===== The records =====
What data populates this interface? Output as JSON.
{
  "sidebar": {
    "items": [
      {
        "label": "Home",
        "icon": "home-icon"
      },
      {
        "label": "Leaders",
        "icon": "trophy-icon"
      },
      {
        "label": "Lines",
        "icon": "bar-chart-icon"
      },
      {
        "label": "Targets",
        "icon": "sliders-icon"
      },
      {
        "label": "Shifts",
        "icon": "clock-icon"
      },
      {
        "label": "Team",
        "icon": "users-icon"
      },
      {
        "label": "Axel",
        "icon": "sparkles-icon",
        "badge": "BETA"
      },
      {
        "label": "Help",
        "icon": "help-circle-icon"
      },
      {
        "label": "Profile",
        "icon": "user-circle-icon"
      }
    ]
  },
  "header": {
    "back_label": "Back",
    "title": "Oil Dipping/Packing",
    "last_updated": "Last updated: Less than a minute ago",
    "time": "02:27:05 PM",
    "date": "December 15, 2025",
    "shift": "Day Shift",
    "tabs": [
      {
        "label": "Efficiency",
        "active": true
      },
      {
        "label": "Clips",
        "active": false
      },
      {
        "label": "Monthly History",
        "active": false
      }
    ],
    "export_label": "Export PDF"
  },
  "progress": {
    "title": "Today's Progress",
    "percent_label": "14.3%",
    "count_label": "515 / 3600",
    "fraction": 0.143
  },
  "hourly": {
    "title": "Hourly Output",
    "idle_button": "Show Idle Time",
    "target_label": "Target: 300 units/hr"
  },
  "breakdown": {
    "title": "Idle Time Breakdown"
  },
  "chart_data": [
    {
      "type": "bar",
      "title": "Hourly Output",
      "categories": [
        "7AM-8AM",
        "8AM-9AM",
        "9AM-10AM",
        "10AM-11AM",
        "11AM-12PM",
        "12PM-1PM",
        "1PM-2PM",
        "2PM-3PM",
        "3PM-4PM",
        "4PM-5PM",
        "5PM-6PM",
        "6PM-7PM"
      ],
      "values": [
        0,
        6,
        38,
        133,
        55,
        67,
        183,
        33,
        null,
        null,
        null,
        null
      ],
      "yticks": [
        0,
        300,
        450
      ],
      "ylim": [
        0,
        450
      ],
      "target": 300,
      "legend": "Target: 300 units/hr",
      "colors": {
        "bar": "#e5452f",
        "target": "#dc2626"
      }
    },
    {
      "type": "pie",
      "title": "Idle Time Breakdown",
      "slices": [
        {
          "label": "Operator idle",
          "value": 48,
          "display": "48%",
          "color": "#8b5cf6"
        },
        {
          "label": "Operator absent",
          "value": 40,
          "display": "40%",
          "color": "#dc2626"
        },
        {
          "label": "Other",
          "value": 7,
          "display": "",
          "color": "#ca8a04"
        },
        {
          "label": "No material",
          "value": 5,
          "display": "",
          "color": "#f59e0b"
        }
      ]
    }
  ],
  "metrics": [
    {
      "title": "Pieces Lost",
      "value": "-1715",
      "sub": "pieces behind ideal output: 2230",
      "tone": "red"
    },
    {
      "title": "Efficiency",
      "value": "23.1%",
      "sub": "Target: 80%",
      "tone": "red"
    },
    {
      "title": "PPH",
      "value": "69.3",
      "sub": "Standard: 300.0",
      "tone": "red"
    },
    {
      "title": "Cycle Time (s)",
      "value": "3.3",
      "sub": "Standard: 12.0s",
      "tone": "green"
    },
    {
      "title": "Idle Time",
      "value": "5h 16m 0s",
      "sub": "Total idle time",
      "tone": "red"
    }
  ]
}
=====
** What is expected **
Using the listing above, retype each line exactly.

** Task solution **
What data populates this interface? Output as JSON.
{
  "sidebar": {
    "items": [
      {
        "label": "Home",
        "icon": "home-icon"
      },
      {
        "label": "Leaders",
        "icon": "trophy-icon"
      },
      {
        "label": "Lines",
        "icon": "bar-chart-icon"
      },
      {
        "label": "Targets",
        "icon": "sliders-icon"
      },
      {
        "label": "Shifts",
        "icon": "clock-icon"
      },
      {
        "label": "Team",
        "icon": "users-icon"
      },
      {
        "label": "Axel",
        "icon": "sparkles-icon",
        "badge": "BETA"
      },
      {
        "label": "Help",
        "icon": "help-circle-icon"
      },
      {
        "label": "Profile",
        "icon": "user-circle-icon"
      }
    ]
  },
  "header": {
    "back_label": "Back",
    "title": "Oil Dipping/Packing",
    "last_updated": "Last updated: Less than a minute ago",
    "time": "02:27:05 PM",
    "date": "December 15, 2025",
    "shift": "Day Shift",
    "tabs": [
      {
        "label": "Efficiency",
        "active": true
      },
      {
        "label": "Clips",
        "active": false
      },
      {
        "label": "Monthly History",
        "active": false
      }
    ],
    "export_label": "Export PDF"
  },
  "progress": {
    "title": "Today's Progress",
    "percent_label": "14.3%",
    "count_label": "515 / 3600",
    "fraction": 0.143
  },
  "hourly": {
    "title": "Hourly Output",
    "idle_button": "Show Idle Time",
    "target_label": "Target: 300 units/hr"
  },
  "breakdown": {
    "title": "Idle Time Breakdown"
  },
  "chart_data": [
    {
      "type": "bar",
      "title": "Hourly Output",
      "categories": [
        "7AM-8AM",
        "8AM-9AM",
        "9AM-10AM",
        "10AM-11AM",
        "11AM-12PM",
        "12PM-1PM",
        "1PM-2PM",
        "2PM-3PM",
        "3PM-4PM",
        "4PM-5PM",
        "5PM-6PM",
        "6PM-7PM"
      ],
      "values": [
        0,
        6,
        38,
        133,
        55,
        67,
        183,
        33,
        null,
        null,
        null,
        null
      ],
      "yticks": [
        0,
        300,
        450
      ],
      "ylim": [
        0,
        450
      ],
      "target": 300,
      "legend": "Target: 300 units/hr",
      "colors": {
        "bar": "#e5452f",
        "target": "#dc2626"
      }
    },
    {
      "type": "pie",
      "title": "Idle Time Breakdown",
      "slices": [
        {
          "label": "Operator idle",
          "value": 48,
          "display": "48%",
          "color": "#8b5cf6"
        },
        {
          "label": "Operator absent",
          "value": 40,
          "display": "40%",
          "color": "#dc2626"
        },
        {
          "label": "Other",
          "value": 7,
          "display": "",
          "color": "#ca8a04"
        },
        {
          "label": "No material",
          "value": 5,
          "display": "",
          "color": "#f59e0b"
        }
      ]
    }
  ],
  "metrics": [
    {
      "title": "Pieces Lost",
      "value": "-1715",
      "sub": "pieces behind ideal output: 2230",
      "tone": "red"
    },
    {
      "title": "Efficiency",
      "value": "23.1%",
      "sub": "Target: 80%",
      "tone": "red"
    },
    {
      "title": "PPH",
      "value": "69.3",
      "sub": "Standard: 300.0",
      "tone": "red"
    },
    {
      "title": "Cycle Time (s)",
      "value": "3.3",
      "sub": "Standard: 12.0s",
      "tone": "green"
    },
    {
      "title": "Idle Time",
      "value": "5h 16m 0s",
      "sub": "Total idle time",
      "tone": "red"
    }
  ]
}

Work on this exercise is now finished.